ASSIGNED TASK 1
In the post about the painting assignments, list in order the three time limits set by last week's assignment.
ASSIGNED TASK 2
Reproduce word for word the part of the post about the painting assignments starting at "12 October 2007" and ending at "up right now.".

12 October 2007 @ 5pm


Working the Story

Preamble: Alright. So I can’t imagine that this idea is wholly original, but I don’t have time to look it up right now.

I’m in Arlington, visiting my parents and getting ready to celebrate my dad’s birthday. In his retirement, he’s taken up (or re-taken up) painting — specifically, oil painting. At dinner (kebabs), I asked him about some of his recent assignments (he’s in a few classes). Last week, his assignment was this: Take a household object (he used a metal duck … what? you don’t have metal ducks in your house?), and spend one hour painting it. Then, paint the same object, in only 20 minutes. Then, paint the object one more time, in only 5 minutes.

The goal is to see what the essential components of the object are, to reduce the object down to its essence, its core.

This week, his assignment is to do the exact same thing, but in reverse. In five minutes, get the core of the object (this time, it’s fruit). Then, over twenty minutes, redo it, adding nuance. Then, do it a third time, going for as much detail as you can get into it in the hour.

DATA SECTION
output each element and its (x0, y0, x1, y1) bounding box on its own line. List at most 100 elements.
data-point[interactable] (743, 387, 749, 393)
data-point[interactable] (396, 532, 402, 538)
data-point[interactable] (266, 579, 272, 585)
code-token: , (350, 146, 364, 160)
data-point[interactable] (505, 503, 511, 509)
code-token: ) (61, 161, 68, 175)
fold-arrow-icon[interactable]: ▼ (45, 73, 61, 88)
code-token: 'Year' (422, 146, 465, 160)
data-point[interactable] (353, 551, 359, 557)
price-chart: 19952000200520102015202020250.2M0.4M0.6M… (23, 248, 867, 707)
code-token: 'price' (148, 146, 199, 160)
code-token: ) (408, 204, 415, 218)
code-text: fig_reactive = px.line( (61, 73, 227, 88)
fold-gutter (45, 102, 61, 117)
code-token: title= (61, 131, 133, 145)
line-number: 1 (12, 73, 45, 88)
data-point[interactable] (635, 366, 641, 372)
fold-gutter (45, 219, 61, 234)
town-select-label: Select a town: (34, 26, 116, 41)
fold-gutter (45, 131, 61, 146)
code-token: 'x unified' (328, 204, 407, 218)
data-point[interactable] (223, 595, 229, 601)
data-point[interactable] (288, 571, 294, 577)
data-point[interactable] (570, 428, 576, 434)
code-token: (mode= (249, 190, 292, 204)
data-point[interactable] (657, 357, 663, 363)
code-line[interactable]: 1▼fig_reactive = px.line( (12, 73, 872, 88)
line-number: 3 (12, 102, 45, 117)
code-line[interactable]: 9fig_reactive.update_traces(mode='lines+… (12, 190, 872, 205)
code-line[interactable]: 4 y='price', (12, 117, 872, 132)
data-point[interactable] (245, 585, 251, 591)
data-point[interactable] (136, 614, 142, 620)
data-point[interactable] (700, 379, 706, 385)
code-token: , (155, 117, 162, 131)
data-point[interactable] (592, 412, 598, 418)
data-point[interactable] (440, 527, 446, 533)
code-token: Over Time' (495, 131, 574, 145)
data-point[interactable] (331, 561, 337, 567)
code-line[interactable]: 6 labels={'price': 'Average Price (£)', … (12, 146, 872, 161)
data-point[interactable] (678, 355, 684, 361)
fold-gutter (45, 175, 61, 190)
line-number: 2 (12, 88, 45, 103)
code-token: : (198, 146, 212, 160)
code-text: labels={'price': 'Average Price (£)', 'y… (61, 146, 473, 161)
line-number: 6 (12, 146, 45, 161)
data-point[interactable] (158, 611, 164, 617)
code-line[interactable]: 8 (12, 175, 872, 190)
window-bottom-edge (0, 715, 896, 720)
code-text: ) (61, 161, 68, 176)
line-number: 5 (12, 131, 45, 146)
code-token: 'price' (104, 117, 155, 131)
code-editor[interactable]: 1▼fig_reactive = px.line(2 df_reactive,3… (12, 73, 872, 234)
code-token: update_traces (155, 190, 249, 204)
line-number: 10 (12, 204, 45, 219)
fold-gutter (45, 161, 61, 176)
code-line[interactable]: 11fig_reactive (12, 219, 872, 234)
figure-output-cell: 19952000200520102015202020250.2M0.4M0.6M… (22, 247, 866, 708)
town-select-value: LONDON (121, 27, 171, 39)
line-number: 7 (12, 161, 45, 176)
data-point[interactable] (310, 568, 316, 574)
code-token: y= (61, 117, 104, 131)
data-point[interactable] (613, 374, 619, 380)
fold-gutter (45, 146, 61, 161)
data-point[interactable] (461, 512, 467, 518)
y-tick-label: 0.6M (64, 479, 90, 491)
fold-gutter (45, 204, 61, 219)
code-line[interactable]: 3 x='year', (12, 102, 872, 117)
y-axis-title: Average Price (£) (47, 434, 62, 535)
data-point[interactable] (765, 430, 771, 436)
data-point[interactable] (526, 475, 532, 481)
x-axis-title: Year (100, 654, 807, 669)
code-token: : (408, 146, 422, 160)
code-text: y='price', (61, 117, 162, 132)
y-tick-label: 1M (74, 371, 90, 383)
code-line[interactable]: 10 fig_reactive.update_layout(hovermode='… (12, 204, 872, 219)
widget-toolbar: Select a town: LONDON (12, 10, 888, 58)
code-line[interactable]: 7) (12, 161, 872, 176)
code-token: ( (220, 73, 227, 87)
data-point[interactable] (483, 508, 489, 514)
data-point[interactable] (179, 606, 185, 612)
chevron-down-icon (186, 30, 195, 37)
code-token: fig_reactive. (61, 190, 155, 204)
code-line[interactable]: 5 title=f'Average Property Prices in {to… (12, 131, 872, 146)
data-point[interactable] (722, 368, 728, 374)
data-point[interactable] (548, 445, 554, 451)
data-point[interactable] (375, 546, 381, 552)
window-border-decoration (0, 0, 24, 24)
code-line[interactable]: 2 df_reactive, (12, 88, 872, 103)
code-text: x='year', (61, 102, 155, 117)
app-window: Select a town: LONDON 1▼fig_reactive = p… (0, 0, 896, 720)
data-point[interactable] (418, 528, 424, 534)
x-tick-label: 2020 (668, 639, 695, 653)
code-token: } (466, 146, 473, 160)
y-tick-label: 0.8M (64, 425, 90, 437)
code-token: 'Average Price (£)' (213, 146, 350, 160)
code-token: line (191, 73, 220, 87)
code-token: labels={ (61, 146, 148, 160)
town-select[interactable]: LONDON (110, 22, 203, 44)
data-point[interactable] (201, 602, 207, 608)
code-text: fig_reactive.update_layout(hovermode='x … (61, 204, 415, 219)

RESULT 1
one hour
20 minutes
5 minutes

RESULT 2
12 October 2007 @ 5pm


Working the Story

Preamble: Alright. So I can’t imagine that this idea is wholly original, but I don’t have time to look it up right now.